## Required action 1
In the text on deploying a Phoenix app with systemd, which Linux capability lets the app use port 80 without running as root?
## Required action 2
Write the next part of the text on deploying a Phoenix app with systemd, picking up after its final line.

======== Text provided

An extra step required when deploying - to build a release. The simplest possible case would be to do it on the same server, something like MIX_ENV=prod PORT=80 mix release release-name --overwrite
. S. mix release — Mix v1.13.3 for info about release command and release configs.
The resulting systemd service is not much different:
[Unit]
Description=My app daemon
[Service]
Type=simple
User=username
Group=groupname
Restart=on-failure
Environment=MIX_ENV=prod
Environment=LANG=en_US.UTF-8
Environment=PORT=80
WorkingDirectory=/var/apps/myapp
ExecStart=/var/apps/myapp/_build/prod/rel/release-name/bin/live start
ExecStop=/var/apps/myapp/_build/prod/rel/release-name/bin/live stop
[Install]
WantedBy=multi-user.target
Side note: To be able to use port 80 as in the above example without running as root CAP_NET_BIND_SERVICE Linux capability can be used on packaged runtime, here is a command that achieves it (version number may change so after upgrading Erlang this command must be run again with new path): sudo setcap 'cap_net_bind_service=+ep' /var/apps/myapp/_build/prod/rel/release-name/erts-10.4.3/bin/beam.smp
more info about Linux capabilities capabilities(7): overview of capabilities - Linux man page
UPD: Instead of setting capabilities on executable level it is also possible to do that on service level, this way it would not care about runtime version. It is done with following line in the service file: CapabilityBoundingSet=CAP_NET_BIND_SERVICE
. There is a quirk though (as it often the case with systemd): this would not work unless ambient capabilities are set as well, so the whole following part is needed:
# Add capability to be able to bind on port 80,
# doing it here means we don't care about runtime version and location
CapabilityBoundingSet=CAP_NET_BIND_SERVICE
AmbientCapabilities=CAP_NET_BIND_SERVICE
View logs
Default Phoenix behavior (logging to standard output) plays well with systemd, so you can use journalctl to manage logs, few examples:
journalctl -u myapp.service --since today
journalctl -u myapp.service --since 09:00 --until "1 hour ago"

================
======== Excerpted records

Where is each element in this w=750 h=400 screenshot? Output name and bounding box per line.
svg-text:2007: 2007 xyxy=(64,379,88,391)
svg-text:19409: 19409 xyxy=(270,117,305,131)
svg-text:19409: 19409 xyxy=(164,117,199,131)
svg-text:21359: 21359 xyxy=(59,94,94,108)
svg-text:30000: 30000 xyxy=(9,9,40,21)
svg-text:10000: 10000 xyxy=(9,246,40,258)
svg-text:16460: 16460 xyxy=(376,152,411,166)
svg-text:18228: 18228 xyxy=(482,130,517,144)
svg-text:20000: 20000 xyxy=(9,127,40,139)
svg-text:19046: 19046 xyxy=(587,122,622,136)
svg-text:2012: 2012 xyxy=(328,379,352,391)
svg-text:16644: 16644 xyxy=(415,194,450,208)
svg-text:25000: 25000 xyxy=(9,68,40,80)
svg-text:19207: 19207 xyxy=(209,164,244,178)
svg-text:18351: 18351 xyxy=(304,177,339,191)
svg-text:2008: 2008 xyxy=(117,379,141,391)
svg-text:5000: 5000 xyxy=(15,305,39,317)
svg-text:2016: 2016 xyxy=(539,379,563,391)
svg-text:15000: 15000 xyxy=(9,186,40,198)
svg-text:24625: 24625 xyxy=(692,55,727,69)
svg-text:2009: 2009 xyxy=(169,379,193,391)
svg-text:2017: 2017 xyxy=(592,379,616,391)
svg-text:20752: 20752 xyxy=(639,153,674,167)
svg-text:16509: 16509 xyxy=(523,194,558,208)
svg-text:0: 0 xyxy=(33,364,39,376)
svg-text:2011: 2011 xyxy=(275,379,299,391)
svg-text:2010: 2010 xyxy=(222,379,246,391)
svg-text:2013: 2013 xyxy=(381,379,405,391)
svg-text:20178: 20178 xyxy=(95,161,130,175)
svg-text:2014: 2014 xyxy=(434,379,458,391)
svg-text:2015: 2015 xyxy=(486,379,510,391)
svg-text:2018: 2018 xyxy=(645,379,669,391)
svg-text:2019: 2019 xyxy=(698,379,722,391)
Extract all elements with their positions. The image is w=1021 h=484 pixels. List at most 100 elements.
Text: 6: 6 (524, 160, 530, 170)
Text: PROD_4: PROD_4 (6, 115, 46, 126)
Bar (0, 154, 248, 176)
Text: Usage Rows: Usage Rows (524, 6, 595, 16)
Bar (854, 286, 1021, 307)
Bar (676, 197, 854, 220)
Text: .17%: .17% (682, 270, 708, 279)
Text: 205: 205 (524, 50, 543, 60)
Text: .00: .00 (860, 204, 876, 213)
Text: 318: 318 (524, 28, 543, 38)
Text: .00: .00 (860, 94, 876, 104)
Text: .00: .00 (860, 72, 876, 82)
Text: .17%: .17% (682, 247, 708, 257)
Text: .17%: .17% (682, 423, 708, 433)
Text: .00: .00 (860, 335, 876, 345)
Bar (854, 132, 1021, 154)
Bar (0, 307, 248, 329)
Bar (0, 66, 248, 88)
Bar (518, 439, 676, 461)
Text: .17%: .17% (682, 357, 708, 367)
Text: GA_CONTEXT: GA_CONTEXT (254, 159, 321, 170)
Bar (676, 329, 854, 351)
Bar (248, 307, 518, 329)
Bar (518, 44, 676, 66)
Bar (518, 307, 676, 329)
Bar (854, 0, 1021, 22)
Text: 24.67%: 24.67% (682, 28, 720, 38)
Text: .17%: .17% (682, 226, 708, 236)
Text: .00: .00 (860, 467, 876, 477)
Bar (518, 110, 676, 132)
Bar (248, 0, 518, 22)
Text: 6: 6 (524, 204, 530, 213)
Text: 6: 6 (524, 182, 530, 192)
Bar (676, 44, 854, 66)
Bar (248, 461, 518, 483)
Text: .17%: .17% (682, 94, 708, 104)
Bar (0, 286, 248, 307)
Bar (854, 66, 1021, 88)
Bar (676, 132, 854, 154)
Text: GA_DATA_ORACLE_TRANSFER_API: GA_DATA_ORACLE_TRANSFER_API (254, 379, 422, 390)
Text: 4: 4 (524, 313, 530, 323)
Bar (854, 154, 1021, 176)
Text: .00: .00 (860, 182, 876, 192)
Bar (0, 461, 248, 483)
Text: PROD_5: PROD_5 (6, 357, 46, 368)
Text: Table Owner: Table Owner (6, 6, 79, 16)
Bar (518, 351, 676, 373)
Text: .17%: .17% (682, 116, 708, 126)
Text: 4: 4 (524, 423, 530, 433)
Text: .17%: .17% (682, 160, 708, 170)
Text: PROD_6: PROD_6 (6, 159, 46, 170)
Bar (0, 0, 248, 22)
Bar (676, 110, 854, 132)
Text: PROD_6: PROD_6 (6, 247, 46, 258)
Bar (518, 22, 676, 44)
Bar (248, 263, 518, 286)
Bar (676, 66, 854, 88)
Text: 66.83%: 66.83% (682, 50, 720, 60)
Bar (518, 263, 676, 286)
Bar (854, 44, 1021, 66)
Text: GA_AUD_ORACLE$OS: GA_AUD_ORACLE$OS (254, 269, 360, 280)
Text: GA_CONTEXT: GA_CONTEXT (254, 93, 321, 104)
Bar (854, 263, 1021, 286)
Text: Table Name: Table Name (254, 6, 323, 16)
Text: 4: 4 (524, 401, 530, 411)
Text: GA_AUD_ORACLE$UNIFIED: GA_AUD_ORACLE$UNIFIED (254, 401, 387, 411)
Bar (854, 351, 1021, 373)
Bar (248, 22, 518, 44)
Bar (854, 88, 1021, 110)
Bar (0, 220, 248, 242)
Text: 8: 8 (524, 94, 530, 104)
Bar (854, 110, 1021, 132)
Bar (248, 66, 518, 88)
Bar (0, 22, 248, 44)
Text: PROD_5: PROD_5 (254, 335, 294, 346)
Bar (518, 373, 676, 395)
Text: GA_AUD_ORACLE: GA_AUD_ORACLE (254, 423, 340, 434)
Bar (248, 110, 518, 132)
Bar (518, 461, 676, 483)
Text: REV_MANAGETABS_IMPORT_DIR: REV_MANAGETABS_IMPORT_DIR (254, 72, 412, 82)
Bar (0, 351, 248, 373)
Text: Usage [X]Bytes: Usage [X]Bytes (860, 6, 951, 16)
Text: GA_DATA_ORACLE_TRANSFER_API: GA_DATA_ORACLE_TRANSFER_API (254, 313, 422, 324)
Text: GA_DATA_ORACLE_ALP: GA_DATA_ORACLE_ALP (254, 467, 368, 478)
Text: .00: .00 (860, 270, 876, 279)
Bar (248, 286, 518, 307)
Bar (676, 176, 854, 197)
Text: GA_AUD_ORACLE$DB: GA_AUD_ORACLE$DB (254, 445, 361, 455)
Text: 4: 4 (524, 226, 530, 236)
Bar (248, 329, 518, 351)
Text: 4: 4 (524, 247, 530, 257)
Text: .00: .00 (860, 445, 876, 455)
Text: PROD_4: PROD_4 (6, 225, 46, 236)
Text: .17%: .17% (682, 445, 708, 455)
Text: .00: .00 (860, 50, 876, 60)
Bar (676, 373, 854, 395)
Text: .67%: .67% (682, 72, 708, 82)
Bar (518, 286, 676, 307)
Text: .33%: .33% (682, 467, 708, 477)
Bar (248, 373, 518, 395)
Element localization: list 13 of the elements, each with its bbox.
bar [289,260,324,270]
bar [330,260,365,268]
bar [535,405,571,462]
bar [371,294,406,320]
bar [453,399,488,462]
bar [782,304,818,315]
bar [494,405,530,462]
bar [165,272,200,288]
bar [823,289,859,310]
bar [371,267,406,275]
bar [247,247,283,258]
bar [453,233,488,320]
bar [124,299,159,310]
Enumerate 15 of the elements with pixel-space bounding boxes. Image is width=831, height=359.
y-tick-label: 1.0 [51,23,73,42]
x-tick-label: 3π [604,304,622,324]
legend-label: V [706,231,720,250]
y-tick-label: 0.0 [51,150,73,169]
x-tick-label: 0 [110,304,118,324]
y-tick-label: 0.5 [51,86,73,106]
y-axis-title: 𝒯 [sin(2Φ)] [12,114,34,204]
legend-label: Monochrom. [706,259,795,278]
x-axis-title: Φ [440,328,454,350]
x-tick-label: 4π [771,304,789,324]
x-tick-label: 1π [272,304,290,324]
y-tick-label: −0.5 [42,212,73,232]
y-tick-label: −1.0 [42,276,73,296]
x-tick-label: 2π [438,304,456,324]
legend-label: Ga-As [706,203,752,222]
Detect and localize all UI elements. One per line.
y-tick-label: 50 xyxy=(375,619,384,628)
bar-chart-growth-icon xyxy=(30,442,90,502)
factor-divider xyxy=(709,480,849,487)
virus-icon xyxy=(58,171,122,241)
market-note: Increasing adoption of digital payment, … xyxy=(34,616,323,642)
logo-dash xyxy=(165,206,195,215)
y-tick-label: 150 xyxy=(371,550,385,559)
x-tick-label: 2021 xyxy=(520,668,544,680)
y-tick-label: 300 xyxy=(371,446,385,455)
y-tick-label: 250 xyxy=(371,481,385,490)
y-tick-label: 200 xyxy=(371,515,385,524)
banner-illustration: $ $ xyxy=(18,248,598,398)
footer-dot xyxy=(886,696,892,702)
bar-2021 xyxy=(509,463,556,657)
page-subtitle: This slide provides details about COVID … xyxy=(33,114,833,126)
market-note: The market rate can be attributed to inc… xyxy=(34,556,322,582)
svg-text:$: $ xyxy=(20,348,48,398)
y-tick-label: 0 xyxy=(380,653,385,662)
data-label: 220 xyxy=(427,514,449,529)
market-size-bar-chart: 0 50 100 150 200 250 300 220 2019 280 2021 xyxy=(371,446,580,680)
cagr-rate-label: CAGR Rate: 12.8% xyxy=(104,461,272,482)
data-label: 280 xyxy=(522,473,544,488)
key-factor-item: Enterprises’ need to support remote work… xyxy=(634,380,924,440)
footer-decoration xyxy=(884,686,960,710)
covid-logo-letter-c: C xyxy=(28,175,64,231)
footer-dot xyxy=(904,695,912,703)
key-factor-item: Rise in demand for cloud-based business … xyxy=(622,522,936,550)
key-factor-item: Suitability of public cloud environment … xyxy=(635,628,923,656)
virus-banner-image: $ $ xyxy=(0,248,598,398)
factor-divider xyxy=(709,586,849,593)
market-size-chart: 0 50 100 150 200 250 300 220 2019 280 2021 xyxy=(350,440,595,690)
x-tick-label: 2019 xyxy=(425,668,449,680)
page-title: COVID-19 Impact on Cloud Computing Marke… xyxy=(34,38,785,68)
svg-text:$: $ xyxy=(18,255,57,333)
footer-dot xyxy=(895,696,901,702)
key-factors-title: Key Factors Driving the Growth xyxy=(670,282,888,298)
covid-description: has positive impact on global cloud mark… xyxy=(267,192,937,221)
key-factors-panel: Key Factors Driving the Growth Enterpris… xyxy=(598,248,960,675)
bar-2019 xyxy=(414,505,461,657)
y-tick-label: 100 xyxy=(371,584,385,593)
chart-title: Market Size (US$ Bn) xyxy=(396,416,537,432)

================

## Response box 1
CAP_NET_BIND_SERVICE

## Response box 2
journalctl -u myapp.service --since "2016-11-10 12:00" --until "2016-11-10 13:00"
s. journalctl for more.
Restart on deploy
To allow for automatic restart of the service, e.g. as part of automatic deployment adjust the sudoers file by running sudo visudo
and add something like that username ALL = NOPASSWD: /bin/systemctl restart myapp.service
so that the user with the name username can restart the service without entering root password
“Old school” logs
Write data to a file (or use off the shelf solution like GitHub - onkel-dirtus/logger_file_backend) and manage logs using Linux lorgotate, here is an example config
/var/apps/myapp/log/*.log {
daily
missingok
rotate 18
compress
delaycompress
notifempty
create 660 username groupname
dateext
dateformat -%Y-%m-%d-%s
su username groupname
}
must be put in /etc/logrotate.d/myapp, dry run / debug sudo logrotate -d /etc/logrotate.d/myapp
, force rotation (for testing) sudo logrotate --force /etc/logrotate.d/myapp
. More on logrotate http://www.linuxcommand.org/man_pages/logrotate8.html
Example upstart service
Relevant if using Ubuntu before 16.04 (not sure how it goes between LTS’), this example uses exrm releases:
description "My app daemon"
setuid username
setgid groupname
start on runlevel [2345]
stop on runlevel [016]
expect stop
respawn
env MIX_ENV=prod
export MIX_ENV
env PORT=4000
export PORT
env HOME=/var/apps/myapp
export HOME
pre-start exec /bin/sh /var/apps/myapp/bin/myapp start
post-stop exec /bin/sh /var/apps/myapp/bin/myapp stop
Example deployment script
To run automatically after deployment for rolling update of a phoenix project with no DB (hence no ecto migrate) in staging environment (hence tests):
cd /var/apps/myapp
MIX_ENV=prod mix deps.get
brunch build --production
MIX_ENV=prod mix phoenix.digest
MIX_ENV=prod mix compile
sudo service myapp restart
mix test
can be triggered by a commit into a specific branch or using web UI, if anything goes wrong the whole thing exits with a non zero status and lets you know about the problem. Makes a nice simple alternative to CI.